# [WRITTEN TASK]
From the listing below, pull each line that includes "koeffitsienti".

# [INPUT RECORDS]

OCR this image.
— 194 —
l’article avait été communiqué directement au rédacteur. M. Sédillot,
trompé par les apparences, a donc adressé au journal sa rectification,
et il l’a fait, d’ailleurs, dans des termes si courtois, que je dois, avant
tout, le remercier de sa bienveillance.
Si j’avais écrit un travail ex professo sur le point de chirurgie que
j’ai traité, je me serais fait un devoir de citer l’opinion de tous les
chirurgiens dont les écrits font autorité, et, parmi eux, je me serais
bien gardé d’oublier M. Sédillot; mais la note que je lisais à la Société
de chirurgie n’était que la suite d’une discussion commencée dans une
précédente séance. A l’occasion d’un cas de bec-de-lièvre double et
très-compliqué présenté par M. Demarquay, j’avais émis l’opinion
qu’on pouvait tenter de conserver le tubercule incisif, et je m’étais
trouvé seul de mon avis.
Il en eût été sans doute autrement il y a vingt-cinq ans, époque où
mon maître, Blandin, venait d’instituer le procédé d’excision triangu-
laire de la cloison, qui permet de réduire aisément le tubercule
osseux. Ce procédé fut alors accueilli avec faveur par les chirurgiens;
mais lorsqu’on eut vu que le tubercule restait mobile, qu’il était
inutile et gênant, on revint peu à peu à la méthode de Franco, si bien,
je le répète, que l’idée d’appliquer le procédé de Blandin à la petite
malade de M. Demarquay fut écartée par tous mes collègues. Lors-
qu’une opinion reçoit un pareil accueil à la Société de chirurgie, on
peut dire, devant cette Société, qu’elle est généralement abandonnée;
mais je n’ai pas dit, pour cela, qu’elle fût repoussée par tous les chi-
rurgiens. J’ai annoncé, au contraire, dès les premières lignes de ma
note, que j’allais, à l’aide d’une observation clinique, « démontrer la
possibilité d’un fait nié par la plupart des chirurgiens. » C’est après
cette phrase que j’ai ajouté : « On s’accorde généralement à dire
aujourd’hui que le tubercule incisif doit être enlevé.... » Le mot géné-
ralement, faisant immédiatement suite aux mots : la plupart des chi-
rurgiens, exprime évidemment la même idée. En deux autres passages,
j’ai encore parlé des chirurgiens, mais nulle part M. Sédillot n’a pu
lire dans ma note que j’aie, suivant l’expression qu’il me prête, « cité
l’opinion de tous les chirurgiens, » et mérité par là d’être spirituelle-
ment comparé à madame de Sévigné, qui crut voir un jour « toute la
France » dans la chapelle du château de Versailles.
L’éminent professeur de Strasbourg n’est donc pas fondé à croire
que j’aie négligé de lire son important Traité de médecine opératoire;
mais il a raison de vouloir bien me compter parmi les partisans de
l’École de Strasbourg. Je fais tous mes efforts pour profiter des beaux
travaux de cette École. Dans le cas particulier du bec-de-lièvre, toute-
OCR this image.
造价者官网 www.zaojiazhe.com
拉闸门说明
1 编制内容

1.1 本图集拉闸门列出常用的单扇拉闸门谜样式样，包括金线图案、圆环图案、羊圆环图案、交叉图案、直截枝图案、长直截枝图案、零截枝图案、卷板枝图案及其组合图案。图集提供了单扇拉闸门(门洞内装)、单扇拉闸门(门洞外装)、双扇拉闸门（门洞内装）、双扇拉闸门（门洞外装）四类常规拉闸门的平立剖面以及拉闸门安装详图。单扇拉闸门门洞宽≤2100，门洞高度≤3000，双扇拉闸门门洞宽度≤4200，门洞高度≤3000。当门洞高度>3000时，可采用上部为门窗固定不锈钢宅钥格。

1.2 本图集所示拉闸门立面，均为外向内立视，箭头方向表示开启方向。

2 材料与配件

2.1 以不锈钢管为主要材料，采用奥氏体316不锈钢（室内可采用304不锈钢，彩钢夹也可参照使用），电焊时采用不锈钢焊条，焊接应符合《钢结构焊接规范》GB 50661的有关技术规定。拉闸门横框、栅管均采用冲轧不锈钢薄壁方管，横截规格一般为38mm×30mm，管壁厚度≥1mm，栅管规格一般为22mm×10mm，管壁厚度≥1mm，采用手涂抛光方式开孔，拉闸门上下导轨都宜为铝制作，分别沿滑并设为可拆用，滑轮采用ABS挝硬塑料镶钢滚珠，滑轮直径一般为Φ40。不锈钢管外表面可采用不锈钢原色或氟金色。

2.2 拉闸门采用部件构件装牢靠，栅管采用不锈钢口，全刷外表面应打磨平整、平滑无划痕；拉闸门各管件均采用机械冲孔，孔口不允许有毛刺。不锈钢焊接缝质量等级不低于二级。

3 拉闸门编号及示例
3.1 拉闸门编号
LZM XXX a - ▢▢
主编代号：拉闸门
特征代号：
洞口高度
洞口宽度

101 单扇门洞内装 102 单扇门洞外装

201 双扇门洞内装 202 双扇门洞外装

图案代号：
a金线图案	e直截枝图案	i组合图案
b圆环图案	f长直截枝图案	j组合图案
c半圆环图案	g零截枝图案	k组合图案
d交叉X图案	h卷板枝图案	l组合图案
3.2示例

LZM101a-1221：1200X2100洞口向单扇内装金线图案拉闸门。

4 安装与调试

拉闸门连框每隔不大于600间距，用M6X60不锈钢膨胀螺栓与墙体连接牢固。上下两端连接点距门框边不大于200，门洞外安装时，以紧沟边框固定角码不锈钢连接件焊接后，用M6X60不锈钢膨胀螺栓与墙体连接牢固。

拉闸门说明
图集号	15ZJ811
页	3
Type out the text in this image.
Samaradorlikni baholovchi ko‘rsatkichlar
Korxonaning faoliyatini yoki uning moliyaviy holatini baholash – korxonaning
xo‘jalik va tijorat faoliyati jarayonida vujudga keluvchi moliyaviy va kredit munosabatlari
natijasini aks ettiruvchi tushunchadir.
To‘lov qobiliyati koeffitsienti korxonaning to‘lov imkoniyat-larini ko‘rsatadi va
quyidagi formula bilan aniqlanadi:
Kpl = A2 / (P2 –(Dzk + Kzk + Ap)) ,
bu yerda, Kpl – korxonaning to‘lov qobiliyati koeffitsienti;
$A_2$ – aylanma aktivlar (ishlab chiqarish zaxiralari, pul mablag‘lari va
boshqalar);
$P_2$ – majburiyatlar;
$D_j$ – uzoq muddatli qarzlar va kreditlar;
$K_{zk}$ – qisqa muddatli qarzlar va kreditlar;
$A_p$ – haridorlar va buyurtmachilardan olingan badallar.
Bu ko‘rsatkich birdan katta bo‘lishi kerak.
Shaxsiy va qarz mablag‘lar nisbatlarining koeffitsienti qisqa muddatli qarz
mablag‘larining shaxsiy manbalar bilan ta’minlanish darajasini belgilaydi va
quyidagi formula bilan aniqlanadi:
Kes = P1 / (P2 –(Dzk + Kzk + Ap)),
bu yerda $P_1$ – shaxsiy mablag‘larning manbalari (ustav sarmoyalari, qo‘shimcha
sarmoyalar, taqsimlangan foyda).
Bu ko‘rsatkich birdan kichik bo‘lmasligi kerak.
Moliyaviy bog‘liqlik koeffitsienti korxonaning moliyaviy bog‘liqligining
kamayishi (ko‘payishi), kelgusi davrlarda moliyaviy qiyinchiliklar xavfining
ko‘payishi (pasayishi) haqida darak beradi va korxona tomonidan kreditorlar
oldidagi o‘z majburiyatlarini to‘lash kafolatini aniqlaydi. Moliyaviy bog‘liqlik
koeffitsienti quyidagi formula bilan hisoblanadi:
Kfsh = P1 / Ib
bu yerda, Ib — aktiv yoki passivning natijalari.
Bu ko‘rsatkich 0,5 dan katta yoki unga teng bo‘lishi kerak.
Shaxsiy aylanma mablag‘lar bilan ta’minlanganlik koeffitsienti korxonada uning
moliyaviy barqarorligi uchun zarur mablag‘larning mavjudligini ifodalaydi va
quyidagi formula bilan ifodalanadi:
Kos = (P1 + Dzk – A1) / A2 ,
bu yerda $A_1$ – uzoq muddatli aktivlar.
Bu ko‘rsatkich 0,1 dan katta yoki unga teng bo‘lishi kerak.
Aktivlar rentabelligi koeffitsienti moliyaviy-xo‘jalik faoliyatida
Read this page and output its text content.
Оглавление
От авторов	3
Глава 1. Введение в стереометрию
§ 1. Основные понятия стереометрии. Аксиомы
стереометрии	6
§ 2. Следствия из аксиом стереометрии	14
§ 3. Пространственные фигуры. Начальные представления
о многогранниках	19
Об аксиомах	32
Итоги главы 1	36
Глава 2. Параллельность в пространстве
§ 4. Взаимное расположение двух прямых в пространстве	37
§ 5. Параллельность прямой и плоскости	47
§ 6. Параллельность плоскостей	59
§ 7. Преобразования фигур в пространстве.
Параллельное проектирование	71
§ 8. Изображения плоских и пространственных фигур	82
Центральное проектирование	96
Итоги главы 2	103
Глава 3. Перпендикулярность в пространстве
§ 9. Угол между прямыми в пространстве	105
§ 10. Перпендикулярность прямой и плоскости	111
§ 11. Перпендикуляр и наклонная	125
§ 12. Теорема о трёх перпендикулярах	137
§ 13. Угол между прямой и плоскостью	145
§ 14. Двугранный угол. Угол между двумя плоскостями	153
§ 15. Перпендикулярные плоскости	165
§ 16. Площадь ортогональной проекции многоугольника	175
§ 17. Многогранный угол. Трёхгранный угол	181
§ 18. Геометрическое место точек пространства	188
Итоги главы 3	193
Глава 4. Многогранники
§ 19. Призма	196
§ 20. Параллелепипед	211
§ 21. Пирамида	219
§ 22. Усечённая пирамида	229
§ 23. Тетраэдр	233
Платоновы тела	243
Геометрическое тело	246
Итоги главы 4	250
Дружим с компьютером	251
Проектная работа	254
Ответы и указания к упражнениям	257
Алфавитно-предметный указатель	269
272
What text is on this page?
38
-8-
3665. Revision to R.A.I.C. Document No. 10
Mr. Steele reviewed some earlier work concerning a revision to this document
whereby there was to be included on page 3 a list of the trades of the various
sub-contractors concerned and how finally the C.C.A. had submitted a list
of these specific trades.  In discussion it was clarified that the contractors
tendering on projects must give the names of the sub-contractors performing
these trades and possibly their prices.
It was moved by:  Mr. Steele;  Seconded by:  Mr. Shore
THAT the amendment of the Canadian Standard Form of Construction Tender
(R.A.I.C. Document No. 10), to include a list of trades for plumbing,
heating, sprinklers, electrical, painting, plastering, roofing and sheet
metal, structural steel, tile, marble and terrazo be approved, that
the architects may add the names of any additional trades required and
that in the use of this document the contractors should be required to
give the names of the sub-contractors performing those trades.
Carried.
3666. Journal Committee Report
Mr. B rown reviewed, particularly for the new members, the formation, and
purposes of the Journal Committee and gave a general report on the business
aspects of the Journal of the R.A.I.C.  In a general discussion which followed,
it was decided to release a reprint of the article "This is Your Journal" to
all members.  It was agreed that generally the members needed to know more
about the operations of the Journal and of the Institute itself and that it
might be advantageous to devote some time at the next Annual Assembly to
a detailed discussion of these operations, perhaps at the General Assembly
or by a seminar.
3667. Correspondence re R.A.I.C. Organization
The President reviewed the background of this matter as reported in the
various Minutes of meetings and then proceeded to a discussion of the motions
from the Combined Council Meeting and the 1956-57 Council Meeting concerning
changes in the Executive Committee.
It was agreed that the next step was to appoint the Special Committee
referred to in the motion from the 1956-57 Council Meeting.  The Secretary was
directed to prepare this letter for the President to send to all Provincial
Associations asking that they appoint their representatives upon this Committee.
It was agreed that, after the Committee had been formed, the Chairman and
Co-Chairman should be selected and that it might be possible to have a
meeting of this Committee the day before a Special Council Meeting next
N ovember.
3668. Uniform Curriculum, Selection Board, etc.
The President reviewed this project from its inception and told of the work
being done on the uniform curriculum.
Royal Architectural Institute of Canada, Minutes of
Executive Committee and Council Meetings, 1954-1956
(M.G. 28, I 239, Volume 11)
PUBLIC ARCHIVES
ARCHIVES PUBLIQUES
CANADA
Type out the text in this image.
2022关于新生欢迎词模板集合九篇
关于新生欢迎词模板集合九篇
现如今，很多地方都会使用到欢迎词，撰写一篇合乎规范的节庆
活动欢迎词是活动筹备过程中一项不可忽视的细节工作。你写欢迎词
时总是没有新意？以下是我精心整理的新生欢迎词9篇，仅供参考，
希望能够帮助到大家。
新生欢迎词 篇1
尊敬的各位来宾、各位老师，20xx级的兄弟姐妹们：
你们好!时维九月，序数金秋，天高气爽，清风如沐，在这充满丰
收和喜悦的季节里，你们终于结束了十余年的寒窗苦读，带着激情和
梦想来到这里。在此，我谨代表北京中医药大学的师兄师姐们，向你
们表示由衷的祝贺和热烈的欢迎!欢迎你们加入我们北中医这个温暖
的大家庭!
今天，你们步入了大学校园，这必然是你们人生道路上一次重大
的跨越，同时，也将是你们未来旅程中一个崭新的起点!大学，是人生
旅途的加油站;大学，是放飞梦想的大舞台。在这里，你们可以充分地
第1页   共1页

# [EXERCISE RESULT]
To‘lov qobiliyati koeffitsienti korxonaning to‘lov imkoniyat-larini ko‘rsatadi va
bu yerda, Kpl – korxonaning to‘lov qobiliyati koeffitsienti;
Shaxsiy va qarz mablag‘lar nisbatlarining koeffitsienti qisqa muddatli qarz
Moliyaviy bog‘liqlik koeffitsienti korxonaning moliyaviy bog‘liqligining
koeffitsienti quyidagi formula bilan hisoblanadi:
Shaxsiy aylanma mablag‘lar bilan ta’minlanganlik koeffitsienti korxonada uning
Aktivlar rentabelligi koeffitsienti moliyaviy-xo‘jalik faoliyatida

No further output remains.